▶ _Request_: Reproduce the data below line for line without any changes, but omit the pictures.

▶ _Available data_:
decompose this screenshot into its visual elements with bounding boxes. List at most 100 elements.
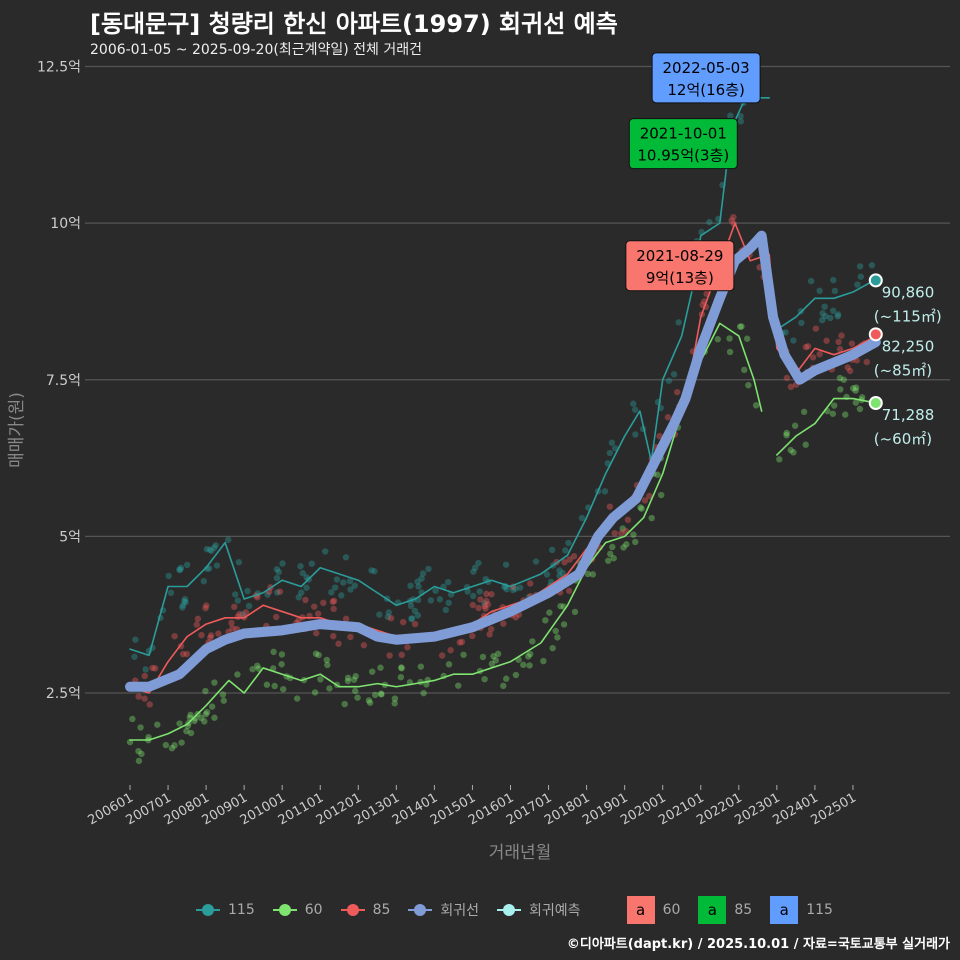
scatter-point-115 [273, 566, 281, 573]
scatter-point-85 [469, 632, 476, 640]
scatter-point-115 [328, 589, 335, 596]
scatter-point-60 [315, 651, 322, 659]
scatter-point-85 [456, 639, 463, 646]
scatter-point-60 [208, 703, 216, 710]
scatter-point-85 [330, 605, 337, 613]
scatter-point-60 [630, 531, 637, 538]
scatter-point-60 [852, 384, 860, 391]
scatter-point-85 [561, 558, 568, 566]
scatter-point-85 [141, 695, 148, 702]
scatter-point-85 [823, 337, 830, 344]
scatter-point-115 [385, 609, 393, 616]
scatter-point-60 [741, 366, 748, 374]
scatter-point-85 [646, 492, 653, 500]
scatter-point-60 [417, 663, 425, 670]
scatter-point-115 [834, 313, 841, 320]
scatter-point-115 [578, 514, 586, 522]
legend-box-60: a 60 [626, 896, 680, 924]
scatter-point-115 [432, 587, 439, 594]
scatter-point-60 [546, 609, 553, 616]
scatter-point-85 [438, 652, 446, 659]
scatter-point-115 [182, 599, 189, 606]
legend-label: 60 [304, 902, 323, 918]
scatter-point-85 [179, 650, 187, 658]
scatter-point-115 [308, 560, 316, 567]
scatter-point-85 [527, 580, 534, 587]
scatter-point-115 [245, 602, 253, 610]
scatter-point-115 [303, 584, 310, 591]
scatter-point-115 [427, 597, 435, 604]
legend-prediction: 회귀예측 [497, 900, 581, 920]
scatter-point-115 [611, 445, 619, 452]
scatter-point-115 [856, 263, 864, 270]
scatter-point-60 [490, 653, 497, 660]
end-area-label: (~85㎡) [874, 361, 932, 379]
scatter-point-60 [856, 405, 864, 413]
scatter-point-115 [232, 591, 239, 598]
scatter-point-115 [414, 612, 422, 619]
scatter-point-115 [565, 539, 572, 547]
scatter-point-60 [520, 661, 527, 669]
scatter-point-115 [340, 579, 347, 586]
scatter-point-60 [201, 718, 208, 725]
scatter-point-60 [783, 429, 790, 437]
scatter-point-115 [279, 560, 286, 567]
scatter-point-115 [819, 310, 826, 317]
scatter-point-60 [219, 691, 227, 698]
scatter-point-115 [142, 666, 149, 673]
scatter-point-115 [333, 576, 341, 583]
scatter-point-60 [138, 750, 145, 758]
legend-60: 60 [272, 902, 323, 918]
scatter-point-60 [271, 682, 278, 690]
scatter-point-60 [371, 691, 379, 699]
scatter-point-60 [743, 335, 751, 342]
chart-subtitle: 2006-01-05 ~ 2025-09-20(최근계약일) 전체 거래건 [90, 42, 422, 58]
scatter-point-115 [822, 312, 829, 320]
scatter-point-115 [857, 273, 864, 280]
scatter-point-115 [203, 545, 211, 553]
scatter-point-115 [299, 570, 307, 577]
scatter-point-60 [352, 673, 359, 680]
legend: 115 60 85 회귀선 회귀예측 a 60 a 85 a 115 [196, 896, 845, 924]
scatter-point-60 [542, 617, 549, 624]
scatter-point-60 [280, 685, 287, 693]
end-point [868, 273, 883, 288]
scatter-point-115 [297, 563, 304, 570]
annotation-date: 2021-10-01 [640, 125, 727, 143]
scatter-point-60 [154, 721, 161, 728]
scatter-point-115 [414, 578, 421, 585]
series-line-60 [776, 397, 877, 456]
scatter-point-115 [675, 319, 682, 326]
scatter-point-115 [179, 602, 187, 609]
scatter-point-60 [609, 543, 616, 551]
x-axis-title: 거래년월 [489, 843, 552, 863]
scatter-point-60 [455, 682, 462, 689]
scatter-point-85 [135, 693, 142, 700]
scatter-point-60 [171, 742, 178, 749]
scatter-point-60 [610, 555, 617, 562]
scatter-point-85 [207, 634, 214, 641]
scatter-point-60 [369, 668, 376, 675]
scatter-point-115 [665, 377, 673, 384]
scatter-point-85 [320, 599, 327, 607]
scatter-point-60 [791, 422, 799, 429]
scatter-point-60 [354, 694, 361, 701]
scatter-point-60 [129, 715, 136, 723]
scatter-point-85 [198, 631, 205, 639]
scatter-point-60 [176, 720, 183, 727]
scatter-point-85 [783, 374, 791, 382]
scatter-point-60 [162, 741, 170, 749]
scatter-point-60 [549, 644, 556, 652]
scatter-point-60 [234, 671, 241, 678]
scatter-point-60 [183, 727, 190, 735]
scatter-point-60 [554, 634, 561, 641]
scatter-point-115 [442, 606, 449, 614]
scatter-point-85 [146, 701, 153, 708]
legend-label: 85 [734, 902, 753, 918]
scatter-point-85 [802, 343, 810, 351]
legend-label: 115 [228, 902, 255, 918]
scatter-point-85 [863, 358, 870, 366]
scatter-point-115 [264, 591, 271, 598]
scatter-point-60 [278, 651, 286, 658]
y-tick-label: 12.5억 [37, 60, 81, 76]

▶ _Answer for the task_:
decompose this screenshot into its visual elements with bounding boxes. List at most 100 elements.
scatter-point-115 [273, 566, 281, 573]
scatter-point-85 [469, 632, 476, 640]
scatter-point-115 [328, 589, 335, 596]
scatter-point-60 [315, 651, 322, 659]
scatter-point-85 [456, 639, 463, 646]
scatter-point-60 [208, 703, 216, 710]
scatter-point-85 [330, 605, 337, 613]
scatter-point-60 [630, 531, 637, 538]
scatter-point-60 [852, 384, 860, 391]
scatter-point-85 [561, 558, 568, 566]
scatter-point-85 [141, 695, 148, 702]
scatter-point-85 [823, 337, 830, 344]
scatter-point-115 [385, 609, 393, 616]
scatter-point-60 [741, 366, 748, 374]
scatter-point-85 [646, 492, 653, 500]
scatter-point-60 [417, 663, 425, 670]
scatter-point-115 [834, 313, 841, 320]
scatter-point-115 [578, 514, 586, 522]
legend-box-60: a 60 [626, 896, 680, 924]
scatter-point-115 [432, 587, 439, 594]
scatter-point-60 [546, 609, 553, 616]
scatter-point-85 [438, 652, 446, 659]
scatter-point-115 [182, 599, 189, 606]
legend-label: 60 [304, 902, 323, 918]
scatter-point-85 [179, 650, 187, 658]
scatter-point-115 [308, 560, 316, 567]
scatter-point-85 [527, 580, 534, 587]
scatter-point-115 [245, 602, 253, 610]
scatter-point-115 [303, 584, 310, 591]
scatter-point-115 [427, 597, 435, 604]
legend-prediction: 회귀예측 [497, 900, 581, 920]
scatter-point-115 [611, 445, 619, 452]
scatter-point-115 [856, 263, 864, 270]
scatter-point-60 [490, 653, 497, 660]
end-area-label: (~85㎡) [874, 361, 932, 379]
scatter-point-60 [856, 405, 864, 413]
scatter-point-115 [232, 591, 239, 598]
scatter-point-115 [414, 612, 422, 619]
scatter-point-115 [565, 539, 572, 547]
scatter-point-60 [520, 661, 527, 669]
scatter-point-115 [340, 579, 347, 586]
scatter-point-60 [201, 718, 208, 725]
scatter-point-60 [783, 429, 790, 437]
scatter-point-115 [279, 560, 286, 567]
scatter-point-115 [819, 310, 826, 317]
scatter-point-60 [219, 691, 227, 698]
scatter-point-115 [142, 666, 149, 673]
scatter-point-115 [333, 576, 341, 583]
scatter-point-60 [138, 750, 145, 758]
legend-60: 60 [272, 902, 323, 918]
scatter-point-60 [271, 682, 278, 690]
scatter-point-60 [371, 691, 379, 699]
scatter-point-60 [743, 335, 751, 342]
chart-subtitle: 2006-01-05 ~ 2025-09-20(최근계약일) 전체 거래건 [90, 42, 422, 58]
scatter-point-115 [822, 312, 829, 320]
scatter-point-115 [857, 273, 864, 280]
scatter-point-115 [203, 545, 211, 553]
scatter-point-115 [299, 570, 307, 577]
scatter-point-60 [352, 673, 359, 680]
legend: 115 60 85 회귀선 회귀예측 a 60 a 85 a 115 [196, 896, 845, 924]
scatter-point-60 [542, 617, 549, 624]
scatter-point-60 [280, 685, 287, 693]
end-point [868, 273, 883, 288]
scatter-point-115 [297, 563, 304, 570]
annotation-date: 2021-10-01 [640, 125, 727, 143]
scatter-point-60 [154, 721, 161, 728]
scatter-point-115 [414, 578, 421, 585]
series-line-60 [776, 397, 877, 456]
scatter-point-115 [675, 319, 682, 326]
scatter-point-115 [179, 602, 187, 609]
scatter-point-60 [609, 543, 616, 551]
x-axis-title: 거래년월 [489, 843, 552, 863]
scatter-point-60 [455, 682, 462, 689]
scatter-point-85 [135, 693, 142, 700]
scatter-point-60 [171, 742, 178, 749]
scatter-point-60 [610, 555, 617, 562]
scatter-point-85 [207, 634, 214, 641]
scatter-point-60 [369, 668, 376, 675]
scatter-point-115 [665, 377, 673, 384]
scatter-point-85 [320, 599, 327, 607]
scatter-point-60 [791, 422, 799, 429]
scatter-point-60 [354, 694, 361, 701]
scatter-point-60 [129, 715, 136, 723]
scatter-point-85 [198, 631, 205, 639]
scatter-point-60 [176, 720, 183, 727]
scatter-point-85 [783, 374, 791, 382]
scatter-point-60 [162, 741, 170, 749]
scatter-point-60 [549, 644, 556, 652]
scatter-point-60 [234, 671, 241, 678]
scatter-point-60 [183, 727, 190, 735]
scatter-point-60 [554, 634, 561, 641]
scatter-point-115 [442, 606, 449, 614]
scatter-point-85 [146, 701, 153, 708]
legend-label: 85 [734, 902, 753, 918]
scatter-point-85 [802, 343, 810, 351]
legend-label: 115 [228, 902, 255, 918]
scatter-point-85 [863, 358, 870, 366]
scatter-point-115 [264, 591, 271, 598]
scatter-point-60 [278, 651, 286, 658]
y-tick-label: 12.5억 [37, 60, 81, 76]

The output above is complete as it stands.